## TEXTO MOSTRADO:
○ ○ ○ ○ ○
El Consejo de Seguridad de las Naciones Unidas el pasado 15 de agosto aprobó la resolución Nº 2.170, con la prohibición del financiamiento de las organizaciones terroristas Estado Islámico (EI), «Yabaht Al Nusra» y las organizaciones surgidas y subordinadas de Al Qaeda, controlar el flujo de combatientes extranjeros hacia Siria y exigir a todos los países tomar las medidas para el cumplimiento de la resolución indicada.
Inglaterra, el país que presentó el proyecto ante el Consejo de Seguridad, es un país miembro de la Unidad Europea, que aprobó en abril de 2013, una decisión sobre la prestación de ayudas técnicas y la compra de petróleo sirio a los grupos terroristas que operan en Siria.
El presidente de los Estados Unidos, Barack Obama, en el pasado reciente al no poder invadir militarmente a Siria, gracias al uso del veto de Rusia y China en la ONU, aprobó brindar ayuda económica y armamento mediano a los grupos armados en Siria.
Al comparar los dos escenarios anteriores, surge una clara contradicción en la posición de esos países —EE UU, Unión Europea, Turquía e Israel— que desde el inicio de los acontecimientos en Siria, hace casi cuatro años, han organizado, asesorado, armado y financiado a estos grupos terroristas, Estado Islámico (EI), «Yabaht Al Nusra» y «Dahesh», usando como instrumento a unos gobiernos árabes lacayos, como los de Qatar y Arabia Saudita.
Estos países son los mismos que hoy en día dan un paso adelante para combatir, (al ver que la magia se vuelve contra el mago), el terrorismo creado por ellos mismos, el cual se convierte en una verdadera amenaza contra sus intereses en las zonas iraquíes geoestratégicas ricas en petróleo, con presencia de ciudadanos europeos y americanos.
○ ○ ○ ○ ○
(Datos de comprensión de documentos)

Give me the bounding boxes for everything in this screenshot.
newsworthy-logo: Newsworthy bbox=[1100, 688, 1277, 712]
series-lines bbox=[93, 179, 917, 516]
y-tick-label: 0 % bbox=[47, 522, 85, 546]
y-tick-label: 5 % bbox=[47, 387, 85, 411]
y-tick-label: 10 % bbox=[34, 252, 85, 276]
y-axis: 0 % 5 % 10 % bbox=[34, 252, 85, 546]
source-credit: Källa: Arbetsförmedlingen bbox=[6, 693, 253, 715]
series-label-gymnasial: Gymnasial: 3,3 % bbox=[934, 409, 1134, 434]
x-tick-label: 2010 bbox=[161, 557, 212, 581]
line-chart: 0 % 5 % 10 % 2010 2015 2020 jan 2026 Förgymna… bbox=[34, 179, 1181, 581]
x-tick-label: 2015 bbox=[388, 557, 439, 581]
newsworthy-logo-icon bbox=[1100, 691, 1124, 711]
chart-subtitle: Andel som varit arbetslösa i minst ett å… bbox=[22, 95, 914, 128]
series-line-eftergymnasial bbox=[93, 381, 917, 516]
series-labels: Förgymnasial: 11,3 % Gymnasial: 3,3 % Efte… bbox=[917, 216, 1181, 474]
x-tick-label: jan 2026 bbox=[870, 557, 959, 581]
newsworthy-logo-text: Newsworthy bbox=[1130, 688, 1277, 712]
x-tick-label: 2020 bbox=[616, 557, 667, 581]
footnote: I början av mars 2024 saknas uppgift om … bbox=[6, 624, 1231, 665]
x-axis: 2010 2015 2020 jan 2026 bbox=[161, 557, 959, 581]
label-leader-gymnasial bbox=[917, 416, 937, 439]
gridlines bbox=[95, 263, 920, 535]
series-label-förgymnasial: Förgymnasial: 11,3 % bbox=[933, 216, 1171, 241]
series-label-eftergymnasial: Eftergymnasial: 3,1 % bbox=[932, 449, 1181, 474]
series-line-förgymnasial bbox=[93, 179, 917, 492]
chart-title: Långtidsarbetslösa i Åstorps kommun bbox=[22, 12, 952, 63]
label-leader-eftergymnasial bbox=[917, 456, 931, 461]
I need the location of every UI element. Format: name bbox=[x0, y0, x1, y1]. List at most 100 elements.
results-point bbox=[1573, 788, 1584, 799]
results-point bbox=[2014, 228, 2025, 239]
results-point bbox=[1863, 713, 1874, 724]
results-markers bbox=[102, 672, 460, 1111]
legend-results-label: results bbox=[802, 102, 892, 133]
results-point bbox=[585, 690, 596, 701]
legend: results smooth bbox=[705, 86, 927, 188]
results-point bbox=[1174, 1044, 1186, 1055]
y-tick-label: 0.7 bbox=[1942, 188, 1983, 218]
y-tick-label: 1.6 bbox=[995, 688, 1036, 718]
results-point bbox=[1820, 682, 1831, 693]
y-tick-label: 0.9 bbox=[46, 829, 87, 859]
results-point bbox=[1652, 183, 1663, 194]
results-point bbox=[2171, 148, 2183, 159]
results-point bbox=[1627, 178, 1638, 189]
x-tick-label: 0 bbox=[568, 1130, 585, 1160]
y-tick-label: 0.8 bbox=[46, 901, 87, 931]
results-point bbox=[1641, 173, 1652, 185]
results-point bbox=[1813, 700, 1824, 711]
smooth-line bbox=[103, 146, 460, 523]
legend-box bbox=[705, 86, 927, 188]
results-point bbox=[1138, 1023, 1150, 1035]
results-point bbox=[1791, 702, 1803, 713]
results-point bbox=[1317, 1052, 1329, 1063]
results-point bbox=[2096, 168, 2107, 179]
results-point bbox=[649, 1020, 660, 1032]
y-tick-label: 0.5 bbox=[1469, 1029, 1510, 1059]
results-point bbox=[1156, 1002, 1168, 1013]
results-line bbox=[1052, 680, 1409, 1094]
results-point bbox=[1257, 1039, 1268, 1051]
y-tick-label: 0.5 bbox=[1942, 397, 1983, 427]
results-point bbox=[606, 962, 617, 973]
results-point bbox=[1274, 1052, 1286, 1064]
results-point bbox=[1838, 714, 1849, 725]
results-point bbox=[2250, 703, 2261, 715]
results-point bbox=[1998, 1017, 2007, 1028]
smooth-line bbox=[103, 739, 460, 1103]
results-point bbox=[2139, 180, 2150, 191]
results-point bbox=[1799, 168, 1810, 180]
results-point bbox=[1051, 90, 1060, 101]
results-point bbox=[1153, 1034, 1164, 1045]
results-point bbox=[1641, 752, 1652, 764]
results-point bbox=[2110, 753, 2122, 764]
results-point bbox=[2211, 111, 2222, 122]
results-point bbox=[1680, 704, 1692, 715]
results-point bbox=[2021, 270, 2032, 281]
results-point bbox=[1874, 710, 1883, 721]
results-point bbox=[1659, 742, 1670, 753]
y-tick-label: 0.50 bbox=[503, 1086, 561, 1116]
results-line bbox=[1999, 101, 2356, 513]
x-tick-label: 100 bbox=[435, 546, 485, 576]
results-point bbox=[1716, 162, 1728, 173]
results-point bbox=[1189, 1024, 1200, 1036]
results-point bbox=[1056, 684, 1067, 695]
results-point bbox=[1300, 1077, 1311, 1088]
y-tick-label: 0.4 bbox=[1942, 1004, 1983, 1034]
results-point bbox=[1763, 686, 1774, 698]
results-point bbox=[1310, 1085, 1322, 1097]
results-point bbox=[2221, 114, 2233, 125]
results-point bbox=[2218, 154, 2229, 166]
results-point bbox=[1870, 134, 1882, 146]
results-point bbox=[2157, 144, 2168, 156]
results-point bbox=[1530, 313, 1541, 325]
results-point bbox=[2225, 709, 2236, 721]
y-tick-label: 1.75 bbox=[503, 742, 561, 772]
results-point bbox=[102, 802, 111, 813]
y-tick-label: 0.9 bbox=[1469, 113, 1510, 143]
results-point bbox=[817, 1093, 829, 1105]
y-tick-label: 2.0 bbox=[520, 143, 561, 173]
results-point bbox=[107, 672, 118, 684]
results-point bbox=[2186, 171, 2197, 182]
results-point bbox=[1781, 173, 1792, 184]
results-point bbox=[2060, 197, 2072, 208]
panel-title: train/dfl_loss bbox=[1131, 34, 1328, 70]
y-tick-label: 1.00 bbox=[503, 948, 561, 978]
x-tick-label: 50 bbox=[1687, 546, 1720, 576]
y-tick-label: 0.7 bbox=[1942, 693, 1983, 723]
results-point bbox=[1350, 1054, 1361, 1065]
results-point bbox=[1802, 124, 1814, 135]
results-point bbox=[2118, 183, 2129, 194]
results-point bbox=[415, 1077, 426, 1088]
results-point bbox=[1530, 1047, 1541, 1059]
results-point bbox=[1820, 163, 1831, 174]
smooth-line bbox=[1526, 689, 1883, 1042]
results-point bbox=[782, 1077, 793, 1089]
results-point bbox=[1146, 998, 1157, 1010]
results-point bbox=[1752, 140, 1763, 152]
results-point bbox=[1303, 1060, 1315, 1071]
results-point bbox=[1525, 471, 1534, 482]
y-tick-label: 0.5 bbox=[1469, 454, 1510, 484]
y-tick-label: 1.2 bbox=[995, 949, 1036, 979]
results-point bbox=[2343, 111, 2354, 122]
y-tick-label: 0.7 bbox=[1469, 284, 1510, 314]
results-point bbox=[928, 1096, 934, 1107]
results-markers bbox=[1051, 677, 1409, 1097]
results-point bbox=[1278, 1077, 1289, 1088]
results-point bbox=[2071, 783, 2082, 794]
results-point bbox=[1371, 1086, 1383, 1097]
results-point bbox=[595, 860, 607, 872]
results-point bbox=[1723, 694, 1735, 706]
○ ○ ○ ○ ○
## ENUNCIADO DEL EJERCICIO:
Transcribe sin cambios el pasaje del texto sobre la resolución de la ONU contra el terrorismo en Siria, comenzando en "Al comparar los" y terminando en "y Arabia Saudita.". Los registros no guardan ninguna relación con el texto.

## ESPACIO DE RESPUESTA:
Al comparar los dos escenarios anteriores, surge una clara contradicción en la posición de esos países —EE UU, Unión Europea, Turquía e Israel— que desde el inicio de los acontecimientos en Siria, hace casi cuatro años, han organizado, asesorado, armado y financiado a estos grupos terroristas, Estado Islámico (EI), «Yabaht Al Nusra» y «Dahesh», usando como instrumento a unos gobiernos árabes lacayos, como los de Qatar y Arabia Saudita.